**Task instructions:**
Every line containing the word "горячего" needs to be found and copied.

[Extracted data entries]
★ ★ ★ ★ ★ ★ ★
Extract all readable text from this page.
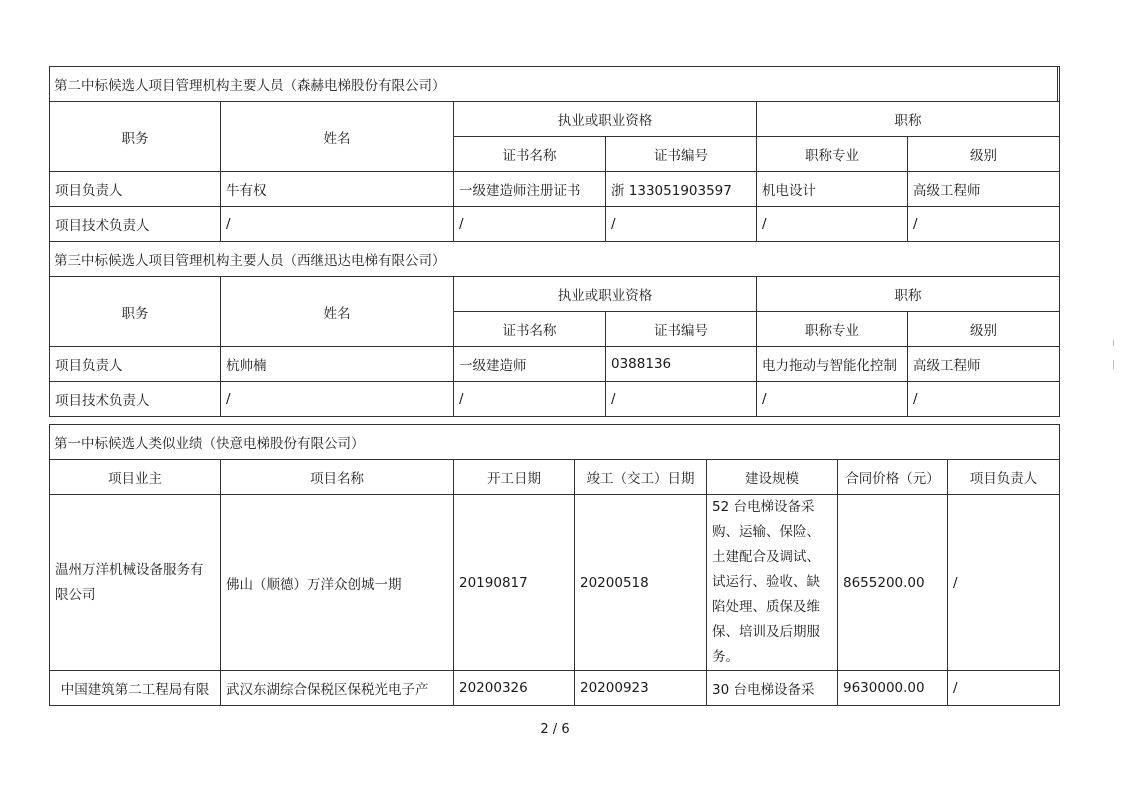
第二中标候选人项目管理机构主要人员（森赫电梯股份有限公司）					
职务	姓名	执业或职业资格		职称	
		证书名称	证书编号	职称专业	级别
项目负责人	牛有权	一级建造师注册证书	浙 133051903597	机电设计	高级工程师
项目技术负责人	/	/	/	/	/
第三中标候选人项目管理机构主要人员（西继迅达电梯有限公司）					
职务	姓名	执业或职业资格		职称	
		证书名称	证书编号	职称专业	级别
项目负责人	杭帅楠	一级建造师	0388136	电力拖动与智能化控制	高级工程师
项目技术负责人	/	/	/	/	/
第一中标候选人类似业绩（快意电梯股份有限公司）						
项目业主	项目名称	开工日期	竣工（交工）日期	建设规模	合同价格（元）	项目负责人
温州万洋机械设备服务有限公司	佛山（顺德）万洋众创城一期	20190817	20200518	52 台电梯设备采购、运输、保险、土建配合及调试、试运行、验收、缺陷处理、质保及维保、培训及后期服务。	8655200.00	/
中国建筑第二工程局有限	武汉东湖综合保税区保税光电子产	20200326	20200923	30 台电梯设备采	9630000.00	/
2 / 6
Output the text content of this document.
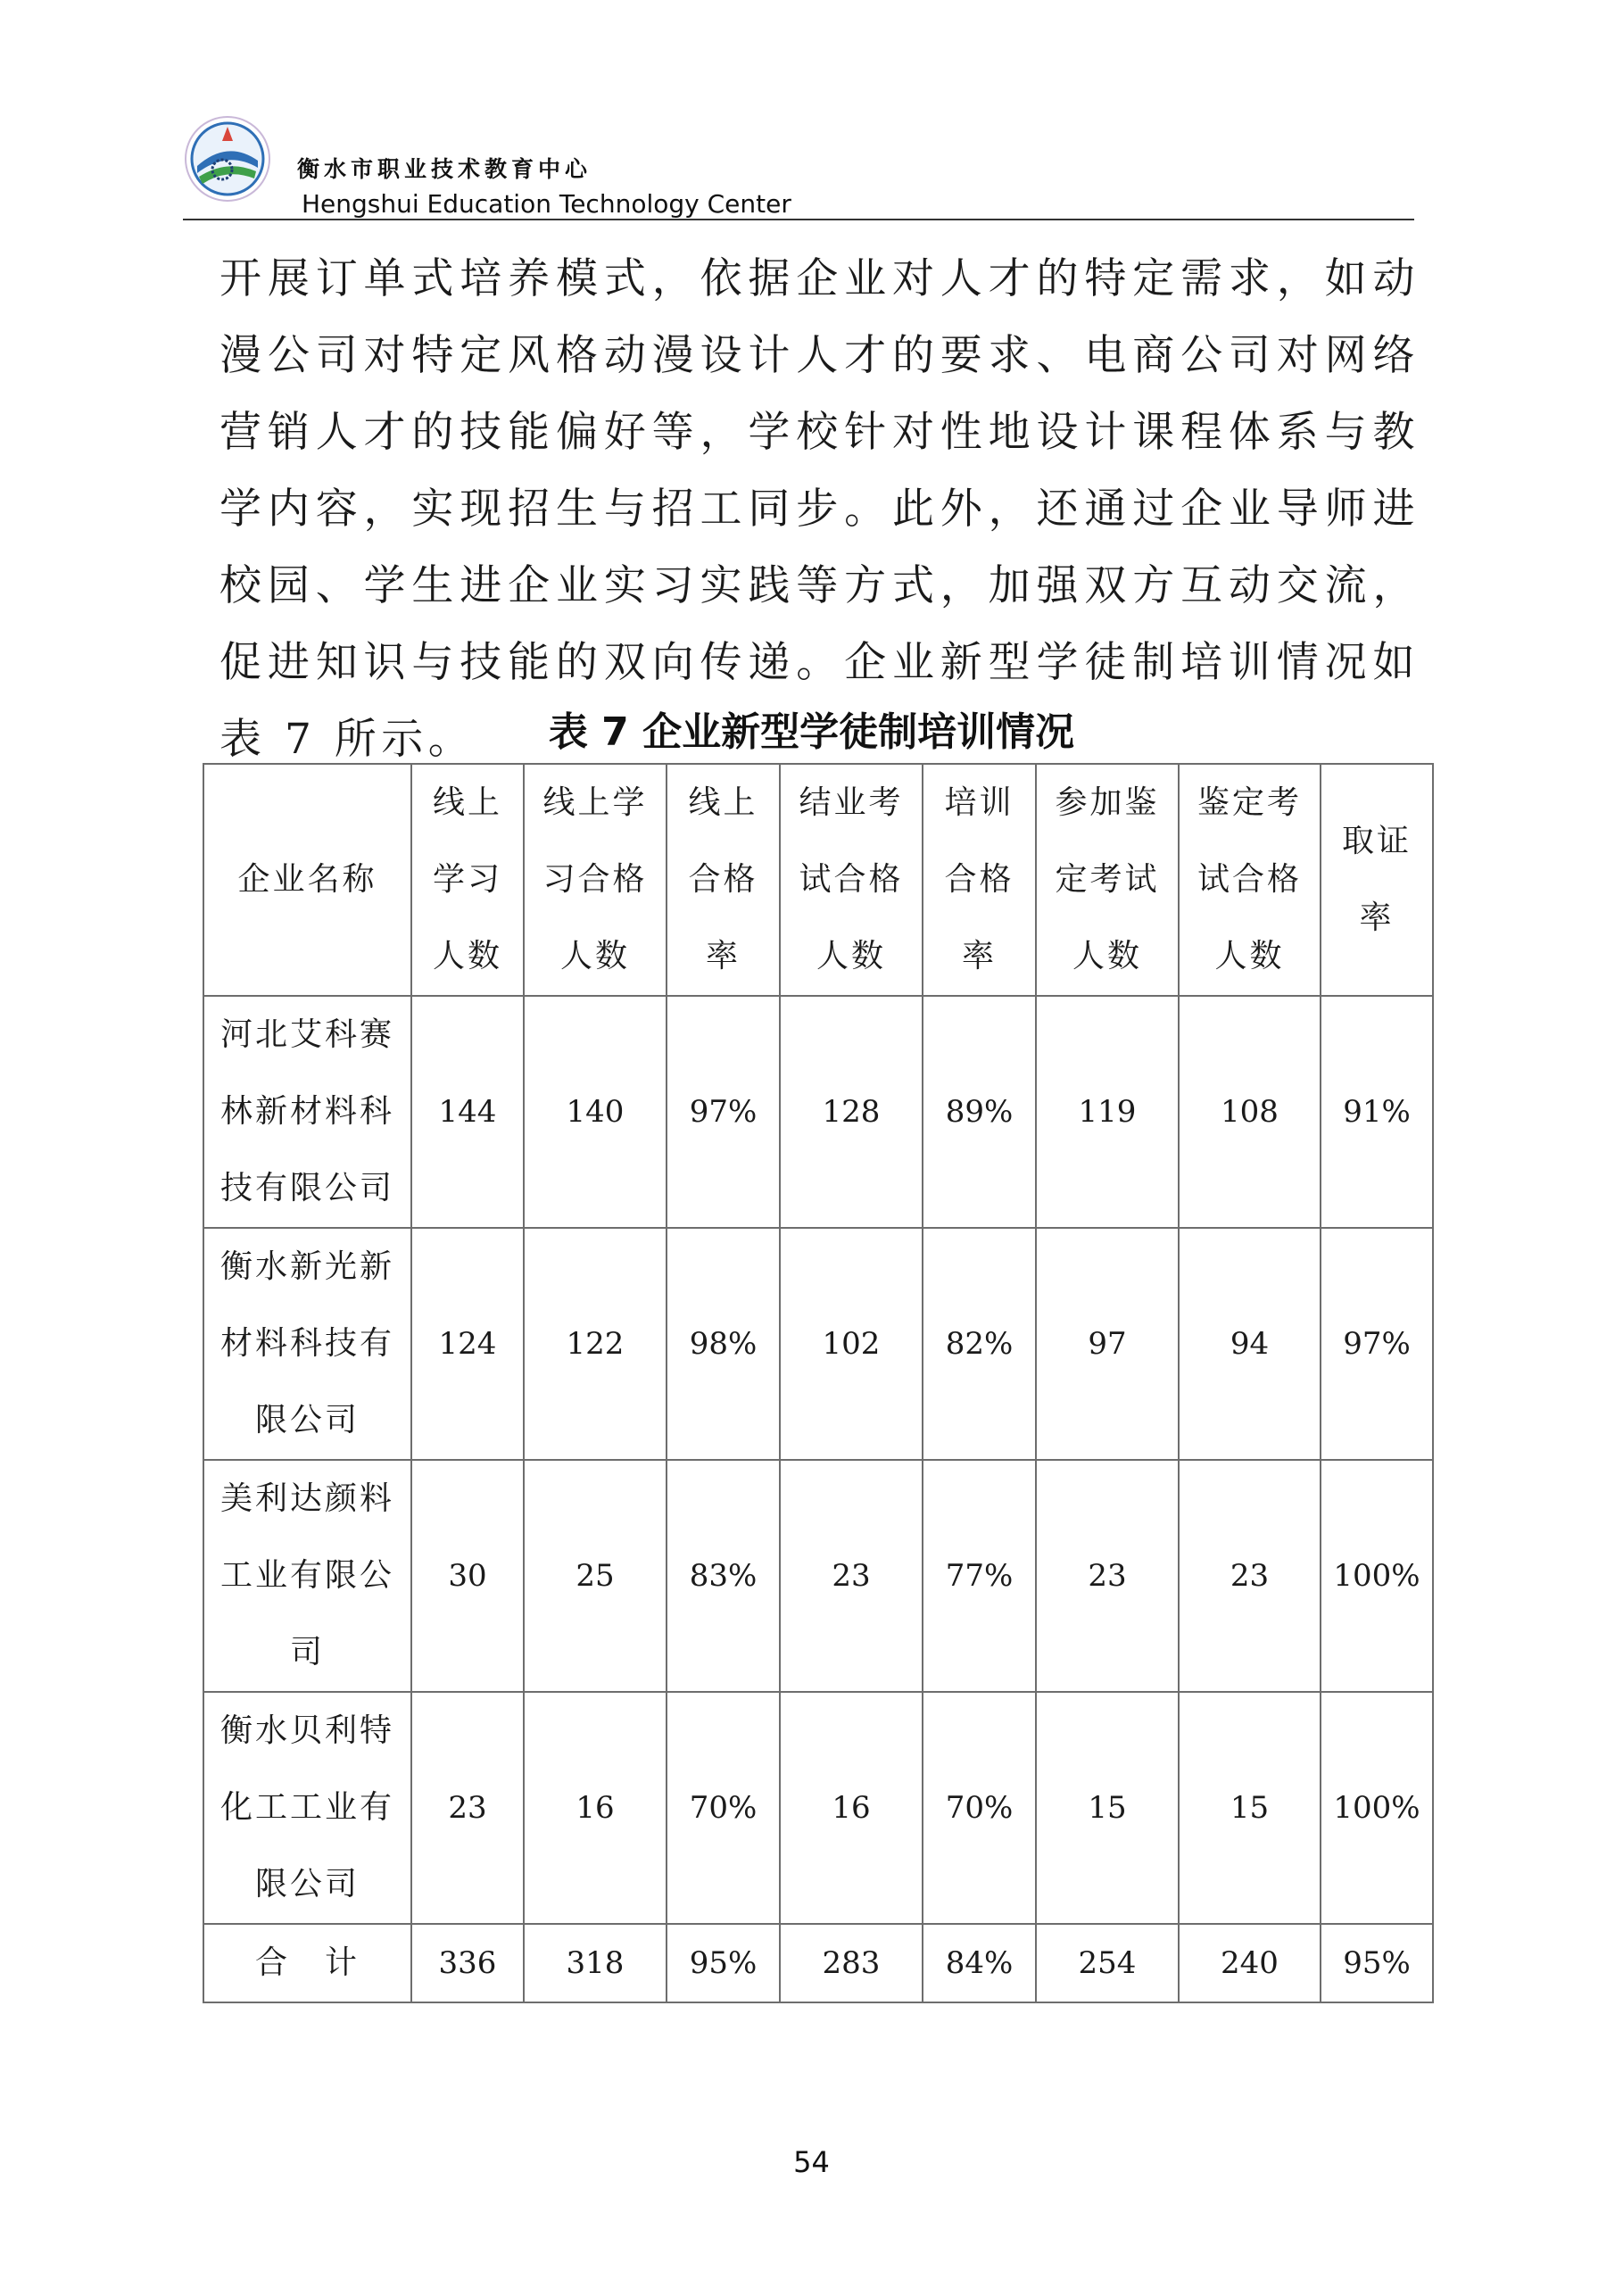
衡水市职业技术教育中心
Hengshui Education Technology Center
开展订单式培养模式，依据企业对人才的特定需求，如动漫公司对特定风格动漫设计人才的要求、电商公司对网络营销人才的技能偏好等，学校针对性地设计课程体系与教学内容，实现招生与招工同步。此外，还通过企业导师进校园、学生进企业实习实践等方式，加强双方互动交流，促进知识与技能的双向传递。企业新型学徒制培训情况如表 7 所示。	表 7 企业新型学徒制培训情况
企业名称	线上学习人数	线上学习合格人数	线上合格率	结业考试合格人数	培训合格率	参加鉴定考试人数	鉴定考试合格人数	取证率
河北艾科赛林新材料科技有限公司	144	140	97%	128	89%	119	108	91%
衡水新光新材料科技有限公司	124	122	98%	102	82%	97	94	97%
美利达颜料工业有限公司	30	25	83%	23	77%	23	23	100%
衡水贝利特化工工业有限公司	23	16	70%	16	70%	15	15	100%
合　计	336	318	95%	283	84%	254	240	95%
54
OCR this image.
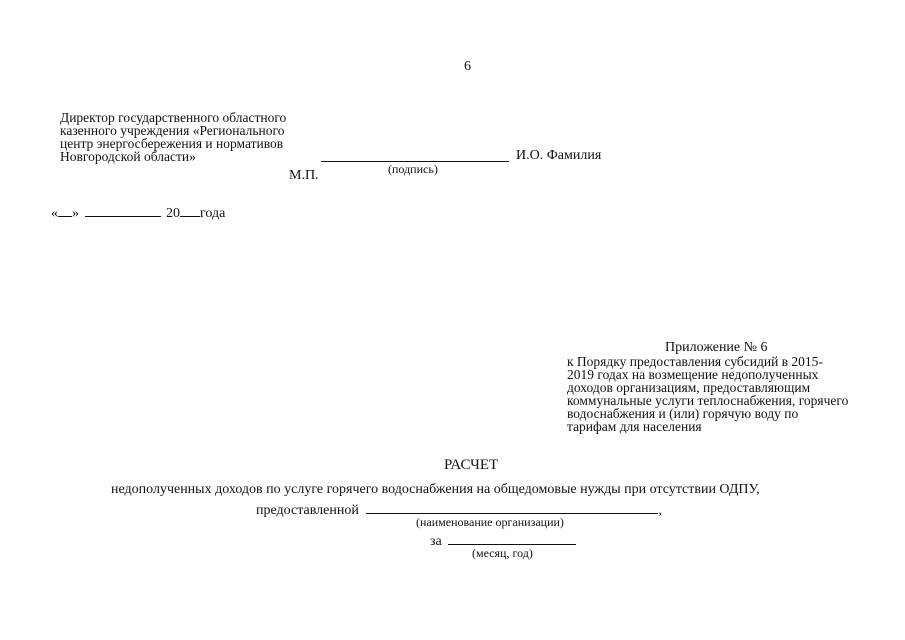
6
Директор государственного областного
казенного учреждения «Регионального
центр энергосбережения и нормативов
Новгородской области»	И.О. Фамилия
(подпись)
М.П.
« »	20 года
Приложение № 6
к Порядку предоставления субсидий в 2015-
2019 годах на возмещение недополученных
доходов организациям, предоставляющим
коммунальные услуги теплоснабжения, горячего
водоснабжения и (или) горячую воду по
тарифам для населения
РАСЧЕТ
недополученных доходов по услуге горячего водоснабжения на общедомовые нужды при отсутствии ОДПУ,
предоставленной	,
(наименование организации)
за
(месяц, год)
★ ★ ★ ★ ★ ★ ★
**Solution:**
коммунальные услуги теплоснабжения, горячего
недополученных доходов по услуге горячего водоснабжения на общедомовые нужды при отсутствии ОДПУ,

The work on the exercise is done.